:: SUPPLIED RECORDS ::
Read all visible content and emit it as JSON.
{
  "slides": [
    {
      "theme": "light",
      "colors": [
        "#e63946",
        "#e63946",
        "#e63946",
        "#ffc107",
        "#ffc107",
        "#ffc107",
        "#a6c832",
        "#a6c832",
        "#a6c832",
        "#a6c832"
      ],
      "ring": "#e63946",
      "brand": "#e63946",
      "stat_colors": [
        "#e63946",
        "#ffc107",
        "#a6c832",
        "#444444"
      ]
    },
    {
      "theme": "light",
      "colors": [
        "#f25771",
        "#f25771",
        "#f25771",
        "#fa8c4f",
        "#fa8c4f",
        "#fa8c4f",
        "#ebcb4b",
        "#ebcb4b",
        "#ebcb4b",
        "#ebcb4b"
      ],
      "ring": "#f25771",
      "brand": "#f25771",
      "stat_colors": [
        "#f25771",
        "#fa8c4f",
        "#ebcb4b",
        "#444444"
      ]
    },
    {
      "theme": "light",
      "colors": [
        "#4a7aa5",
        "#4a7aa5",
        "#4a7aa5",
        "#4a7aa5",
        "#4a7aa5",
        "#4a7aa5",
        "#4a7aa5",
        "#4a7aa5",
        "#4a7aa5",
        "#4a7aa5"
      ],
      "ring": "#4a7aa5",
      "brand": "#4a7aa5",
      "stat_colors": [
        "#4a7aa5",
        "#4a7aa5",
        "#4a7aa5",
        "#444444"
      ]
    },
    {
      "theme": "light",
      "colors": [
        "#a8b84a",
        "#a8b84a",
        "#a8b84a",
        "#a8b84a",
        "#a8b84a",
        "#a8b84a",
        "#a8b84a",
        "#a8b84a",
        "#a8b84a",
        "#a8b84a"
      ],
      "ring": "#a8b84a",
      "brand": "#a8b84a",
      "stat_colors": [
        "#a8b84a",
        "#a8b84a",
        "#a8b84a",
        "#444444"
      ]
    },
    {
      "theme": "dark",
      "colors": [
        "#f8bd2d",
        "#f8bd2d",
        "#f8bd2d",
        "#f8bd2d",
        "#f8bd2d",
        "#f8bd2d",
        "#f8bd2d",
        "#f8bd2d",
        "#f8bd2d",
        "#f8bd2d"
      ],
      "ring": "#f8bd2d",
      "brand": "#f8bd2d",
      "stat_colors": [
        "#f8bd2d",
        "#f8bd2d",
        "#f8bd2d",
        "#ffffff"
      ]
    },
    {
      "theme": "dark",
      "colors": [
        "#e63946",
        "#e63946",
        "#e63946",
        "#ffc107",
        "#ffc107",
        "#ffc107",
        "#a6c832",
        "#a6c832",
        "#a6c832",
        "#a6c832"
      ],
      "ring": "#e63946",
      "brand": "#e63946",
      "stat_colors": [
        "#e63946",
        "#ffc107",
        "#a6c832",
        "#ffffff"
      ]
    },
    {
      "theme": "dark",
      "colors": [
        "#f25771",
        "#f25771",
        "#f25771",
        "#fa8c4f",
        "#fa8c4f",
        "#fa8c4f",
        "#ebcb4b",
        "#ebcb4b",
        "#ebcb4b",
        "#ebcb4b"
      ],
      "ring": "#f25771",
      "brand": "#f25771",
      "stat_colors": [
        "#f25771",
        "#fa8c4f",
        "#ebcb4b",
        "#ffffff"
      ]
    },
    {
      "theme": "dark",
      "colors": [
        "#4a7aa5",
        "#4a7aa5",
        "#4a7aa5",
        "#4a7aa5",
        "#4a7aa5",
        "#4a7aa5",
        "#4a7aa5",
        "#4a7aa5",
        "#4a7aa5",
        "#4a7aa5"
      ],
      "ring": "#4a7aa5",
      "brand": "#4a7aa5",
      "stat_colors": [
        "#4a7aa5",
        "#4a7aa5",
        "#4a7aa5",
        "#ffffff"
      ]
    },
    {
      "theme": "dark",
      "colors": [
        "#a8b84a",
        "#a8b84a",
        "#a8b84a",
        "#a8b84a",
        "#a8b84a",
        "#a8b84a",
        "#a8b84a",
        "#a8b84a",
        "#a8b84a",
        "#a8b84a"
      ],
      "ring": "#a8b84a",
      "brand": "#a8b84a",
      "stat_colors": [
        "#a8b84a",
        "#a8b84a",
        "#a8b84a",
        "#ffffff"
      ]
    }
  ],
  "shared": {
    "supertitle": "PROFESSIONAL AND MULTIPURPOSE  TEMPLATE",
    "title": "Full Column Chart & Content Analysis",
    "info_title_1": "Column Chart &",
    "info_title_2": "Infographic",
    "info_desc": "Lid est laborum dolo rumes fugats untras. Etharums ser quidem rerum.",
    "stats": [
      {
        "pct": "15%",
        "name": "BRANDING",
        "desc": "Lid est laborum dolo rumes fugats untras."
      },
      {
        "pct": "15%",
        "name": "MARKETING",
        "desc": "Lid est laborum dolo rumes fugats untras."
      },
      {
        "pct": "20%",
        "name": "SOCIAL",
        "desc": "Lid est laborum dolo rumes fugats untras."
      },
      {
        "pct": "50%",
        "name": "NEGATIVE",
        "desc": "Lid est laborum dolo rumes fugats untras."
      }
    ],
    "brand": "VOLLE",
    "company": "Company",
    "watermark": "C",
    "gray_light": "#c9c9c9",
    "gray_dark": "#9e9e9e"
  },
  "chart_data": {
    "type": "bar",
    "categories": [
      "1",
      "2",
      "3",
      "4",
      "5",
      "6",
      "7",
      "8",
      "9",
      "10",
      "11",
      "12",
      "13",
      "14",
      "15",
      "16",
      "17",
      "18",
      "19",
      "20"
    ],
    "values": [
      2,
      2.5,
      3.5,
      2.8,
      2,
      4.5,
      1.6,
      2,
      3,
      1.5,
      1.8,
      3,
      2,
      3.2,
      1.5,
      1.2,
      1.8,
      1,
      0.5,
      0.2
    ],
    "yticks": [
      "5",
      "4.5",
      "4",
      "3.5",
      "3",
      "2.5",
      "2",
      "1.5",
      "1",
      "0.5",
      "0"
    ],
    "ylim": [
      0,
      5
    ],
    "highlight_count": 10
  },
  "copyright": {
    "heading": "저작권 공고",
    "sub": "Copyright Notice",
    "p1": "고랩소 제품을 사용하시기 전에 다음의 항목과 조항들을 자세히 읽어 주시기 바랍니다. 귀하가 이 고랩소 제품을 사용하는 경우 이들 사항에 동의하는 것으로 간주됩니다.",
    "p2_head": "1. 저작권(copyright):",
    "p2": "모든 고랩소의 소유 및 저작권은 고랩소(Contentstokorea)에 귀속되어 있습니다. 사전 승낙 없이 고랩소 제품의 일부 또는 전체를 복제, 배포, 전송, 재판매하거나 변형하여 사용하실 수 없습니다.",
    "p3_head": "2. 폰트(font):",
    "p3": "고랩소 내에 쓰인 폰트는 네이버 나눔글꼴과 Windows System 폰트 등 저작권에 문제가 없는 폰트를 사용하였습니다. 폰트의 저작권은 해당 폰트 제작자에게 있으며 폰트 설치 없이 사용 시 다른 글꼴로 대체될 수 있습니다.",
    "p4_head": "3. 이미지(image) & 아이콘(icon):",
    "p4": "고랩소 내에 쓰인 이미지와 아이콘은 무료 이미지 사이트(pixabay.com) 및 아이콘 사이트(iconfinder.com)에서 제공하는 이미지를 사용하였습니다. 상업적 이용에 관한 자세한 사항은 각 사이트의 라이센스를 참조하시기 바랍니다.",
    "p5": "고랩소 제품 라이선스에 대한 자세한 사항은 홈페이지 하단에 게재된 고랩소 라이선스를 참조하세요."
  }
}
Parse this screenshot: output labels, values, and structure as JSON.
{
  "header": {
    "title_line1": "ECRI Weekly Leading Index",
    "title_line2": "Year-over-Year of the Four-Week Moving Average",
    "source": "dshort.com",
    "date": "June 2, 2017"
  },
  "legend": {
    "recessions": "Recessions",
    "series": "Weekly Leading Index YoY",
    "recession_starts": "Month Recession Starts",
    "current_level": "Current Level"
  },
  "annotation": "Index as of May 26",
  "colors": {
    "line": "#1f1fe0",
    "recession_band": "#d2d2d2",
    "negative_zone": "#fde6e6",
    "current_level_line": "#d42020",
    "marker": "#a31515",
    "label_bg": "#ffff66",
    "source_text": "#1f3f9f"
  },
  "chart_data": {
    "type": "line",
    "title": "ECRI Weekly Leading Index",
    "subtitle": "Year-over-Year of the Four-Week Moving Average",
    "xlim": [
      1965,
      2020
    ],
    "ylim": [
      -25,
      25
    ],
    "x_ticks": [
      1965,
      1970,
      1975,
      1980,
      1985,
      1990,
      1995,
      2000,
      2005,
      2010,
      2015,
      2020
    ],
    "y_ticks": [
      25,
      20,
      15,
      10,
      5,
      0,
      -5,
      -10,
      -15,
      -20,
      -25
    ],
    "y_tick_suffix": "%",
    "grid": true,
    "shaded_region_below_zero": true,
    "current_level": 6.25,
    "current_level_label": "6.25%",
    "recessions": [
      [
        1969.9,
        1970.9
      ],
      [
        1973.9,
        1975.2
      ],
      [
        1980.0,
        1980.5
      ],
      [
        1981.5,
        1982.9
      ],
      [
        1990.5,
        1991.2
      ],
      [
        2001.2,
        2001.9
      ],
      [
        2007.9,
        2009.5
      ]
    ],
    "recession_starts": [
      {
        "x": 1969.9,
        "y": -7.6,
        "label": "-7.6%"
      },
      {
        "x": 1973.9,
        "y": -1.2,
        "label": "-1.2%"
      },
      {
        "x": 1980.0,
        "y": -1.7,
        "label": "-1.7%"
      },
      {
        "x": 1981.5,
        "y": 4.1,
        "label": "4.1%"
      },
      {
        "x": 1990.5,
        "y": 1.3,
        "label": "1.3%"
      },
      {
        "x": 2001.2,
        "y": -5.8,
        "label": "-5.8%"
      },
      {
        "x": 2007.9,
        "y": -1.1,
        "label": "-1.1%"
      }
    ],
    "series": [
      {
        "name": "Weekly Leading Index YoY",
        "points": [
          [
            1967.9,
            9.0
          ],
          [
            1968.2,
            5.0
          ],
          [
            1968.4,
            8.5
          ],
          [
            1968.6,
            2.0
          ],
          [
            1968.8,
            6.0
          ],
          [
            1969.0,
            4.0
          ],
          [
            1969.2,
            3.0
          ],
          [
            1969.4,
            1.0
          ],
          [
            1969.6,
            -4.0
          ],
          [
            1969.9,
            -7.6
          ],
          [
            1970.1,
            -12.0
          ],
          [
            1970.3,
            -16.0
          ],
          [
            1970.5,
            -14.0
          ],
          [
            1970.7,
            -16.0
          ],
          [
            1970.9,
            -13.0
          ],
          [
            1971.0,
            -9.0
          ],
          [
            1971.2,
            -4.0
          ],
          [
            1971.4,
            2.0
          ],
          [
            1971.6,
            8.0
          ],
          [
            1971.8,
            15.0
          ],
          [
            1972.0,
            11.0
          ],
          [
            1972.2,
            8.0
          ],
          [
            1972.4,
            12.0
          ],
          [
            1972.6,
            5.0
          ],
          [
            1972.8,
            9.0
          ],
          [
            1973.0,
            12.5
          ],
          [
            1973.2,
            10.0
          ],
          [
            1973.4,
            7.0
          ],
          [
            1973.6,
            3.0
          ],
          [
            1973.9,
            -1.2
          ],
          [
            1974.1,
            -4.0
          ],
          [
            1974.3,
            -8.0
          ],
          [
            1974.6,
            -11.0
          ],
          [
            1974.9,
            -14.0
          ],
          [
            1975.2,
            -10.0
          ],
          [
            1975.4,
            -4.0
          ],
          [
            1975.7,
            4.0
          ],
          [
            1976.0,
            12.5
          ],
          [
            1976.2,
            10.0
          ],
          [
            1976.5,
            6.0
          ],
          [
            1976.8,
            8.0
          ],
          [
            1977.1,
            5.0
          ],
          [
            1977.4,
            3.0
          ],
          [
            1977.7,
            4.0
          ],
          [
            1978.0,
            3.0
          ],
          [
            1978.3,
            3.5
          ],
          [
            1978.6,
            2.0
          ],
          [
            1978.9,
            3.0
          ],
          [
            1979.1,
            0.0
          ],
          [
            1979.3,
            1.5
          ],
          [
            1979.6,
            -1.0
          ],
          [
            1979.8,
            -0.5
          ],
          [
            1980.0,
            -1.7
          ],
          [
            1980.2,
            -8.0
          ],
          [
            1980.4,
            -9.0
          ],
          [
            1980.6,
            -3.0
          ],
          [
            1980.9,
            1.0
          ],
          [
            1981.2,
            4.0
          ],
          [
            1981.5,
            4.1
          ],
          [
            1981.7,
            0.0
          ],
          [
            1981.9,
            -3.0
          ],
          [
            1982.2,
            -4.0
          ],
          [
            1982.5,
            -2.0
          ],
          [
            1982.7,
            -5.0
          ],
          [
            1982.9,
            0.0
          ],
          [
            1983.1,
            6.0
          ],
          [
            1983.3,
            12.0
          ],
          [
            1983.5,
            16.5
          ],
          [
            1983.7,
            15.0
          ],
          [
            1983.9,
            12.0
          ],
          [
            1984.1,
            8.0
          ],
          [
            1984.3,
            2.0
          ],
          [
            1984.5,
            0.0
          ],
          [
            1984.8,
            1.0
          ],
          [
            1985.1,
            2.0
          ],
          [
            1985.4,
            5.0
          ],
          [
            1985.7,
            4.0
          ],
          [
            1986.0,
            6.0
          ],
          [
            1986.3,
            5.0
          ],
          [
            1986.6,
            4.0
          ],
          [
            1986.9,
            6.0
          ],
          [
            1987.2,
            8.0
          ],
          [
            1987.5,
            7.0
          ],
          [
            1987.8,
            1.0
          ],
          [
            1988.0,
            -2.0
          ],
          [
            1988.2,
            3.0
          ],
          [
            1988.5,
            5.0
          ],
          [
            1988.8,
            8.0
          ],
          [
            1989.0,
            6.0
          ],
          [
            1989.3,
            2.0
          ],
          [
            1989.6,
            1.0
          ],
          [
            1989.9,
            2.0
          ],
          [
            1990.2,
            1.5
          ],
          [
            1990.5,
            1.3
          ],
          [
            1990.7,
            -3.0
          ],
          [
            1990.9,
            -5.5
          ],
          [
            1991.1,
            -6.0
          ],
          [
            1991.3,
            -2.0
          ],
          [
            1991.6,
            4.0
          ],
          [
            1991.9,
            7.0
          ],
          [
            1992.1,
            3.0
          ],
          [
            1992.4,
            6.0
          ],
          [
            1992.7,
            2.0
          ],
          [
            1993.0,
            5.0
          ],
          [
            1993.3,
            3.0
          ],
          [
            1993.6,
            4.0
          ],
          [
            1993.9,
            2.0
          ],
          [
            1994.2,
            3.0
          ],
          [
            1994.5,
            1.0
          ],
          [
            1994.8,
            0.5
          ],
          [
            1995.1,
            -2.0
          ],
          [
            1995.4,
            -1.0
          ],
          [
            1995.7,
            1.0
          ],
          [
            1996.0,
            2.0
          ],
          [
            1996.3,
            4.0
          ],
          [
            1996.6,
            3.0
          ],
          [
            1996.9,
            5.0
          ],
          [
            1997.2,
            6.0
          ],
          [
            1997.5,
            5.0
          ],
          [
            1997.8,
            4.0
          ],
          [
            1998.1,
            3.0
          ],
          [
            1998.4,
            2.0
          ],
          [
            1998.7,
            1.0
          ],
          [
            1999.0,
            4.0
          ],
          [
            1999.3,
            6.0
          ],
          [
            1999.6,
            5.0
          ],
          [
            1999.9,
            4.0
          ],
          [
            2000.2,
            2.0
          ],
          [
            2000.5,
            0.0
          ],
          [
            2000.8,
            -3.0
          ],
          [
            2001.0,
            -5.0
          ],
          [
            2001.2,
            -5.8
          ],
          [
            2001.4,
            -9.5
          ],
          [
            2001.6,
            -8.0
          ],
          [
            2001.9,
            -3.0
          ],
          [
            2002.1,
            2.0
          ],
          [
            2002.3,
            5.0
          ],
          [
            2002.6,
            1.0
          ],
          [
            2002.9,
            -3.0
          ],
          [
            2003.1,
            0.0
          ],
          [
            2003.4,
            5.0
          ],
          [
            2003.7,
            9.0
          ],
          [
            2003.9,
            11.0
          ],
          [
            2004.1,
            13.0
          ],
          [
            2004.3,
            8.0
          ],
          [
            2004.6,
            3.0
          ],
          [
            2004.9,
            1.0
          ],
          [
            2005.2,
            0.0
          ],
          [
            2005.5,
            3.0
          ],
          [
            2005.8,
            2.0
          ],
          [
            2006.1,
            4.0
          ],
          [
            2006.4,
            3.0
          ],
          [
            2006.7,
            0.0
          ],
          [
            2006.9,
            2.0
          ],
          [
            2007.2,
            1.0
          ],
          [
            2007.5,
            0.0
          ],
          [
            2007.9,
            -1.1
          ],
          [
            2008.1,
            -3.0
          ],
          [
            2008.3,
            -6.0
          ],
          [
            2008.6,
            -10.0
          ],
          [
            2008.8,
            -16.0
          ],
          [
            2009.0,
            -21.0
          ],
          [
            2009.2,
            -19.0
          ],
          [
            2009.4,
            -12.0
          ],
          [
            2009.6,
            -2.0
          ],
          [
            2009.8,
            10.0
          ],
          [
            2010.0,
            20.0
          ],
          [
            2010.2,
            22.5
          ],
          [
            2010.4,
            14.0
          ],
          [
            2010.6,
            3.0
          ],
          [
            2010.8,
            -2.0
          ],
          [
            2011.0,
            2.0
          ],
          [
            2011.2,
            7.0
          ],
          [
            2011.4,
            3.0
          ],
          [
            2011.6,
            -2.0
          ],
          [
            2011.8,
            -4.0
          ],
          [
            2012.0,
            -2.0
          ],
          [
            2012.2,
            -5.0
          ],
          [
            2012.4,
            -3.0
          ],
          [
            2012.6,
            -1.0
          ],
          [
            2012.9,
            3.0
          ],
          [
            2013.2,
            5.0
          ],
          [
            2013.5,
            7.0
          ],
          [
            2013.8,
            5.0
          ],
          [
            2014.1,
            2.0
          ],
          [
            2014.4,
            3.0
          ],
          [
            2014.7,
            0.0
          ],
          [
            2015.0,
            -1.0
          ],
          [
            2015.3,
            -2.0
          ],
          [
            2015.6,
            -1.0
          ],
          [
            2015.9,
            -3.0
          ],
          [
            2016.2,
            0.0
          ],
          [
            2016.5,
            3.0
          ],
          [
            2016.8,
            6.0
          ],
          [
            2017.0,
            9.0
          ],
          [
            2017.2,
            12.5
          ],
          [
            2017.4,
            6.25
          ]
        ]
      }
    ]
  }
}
:::
(WRITTEN EXERCISE): Scan the data above and copy every line with "Leading" in it.

(REPLY):
    "title_line1": "ECRI Weekly Leading Index",
    "series": "Weekly Leading Index YoY",
    "title": "ECRI Weekly Leading Index",
        "name": "Weekly Leading Index YoY",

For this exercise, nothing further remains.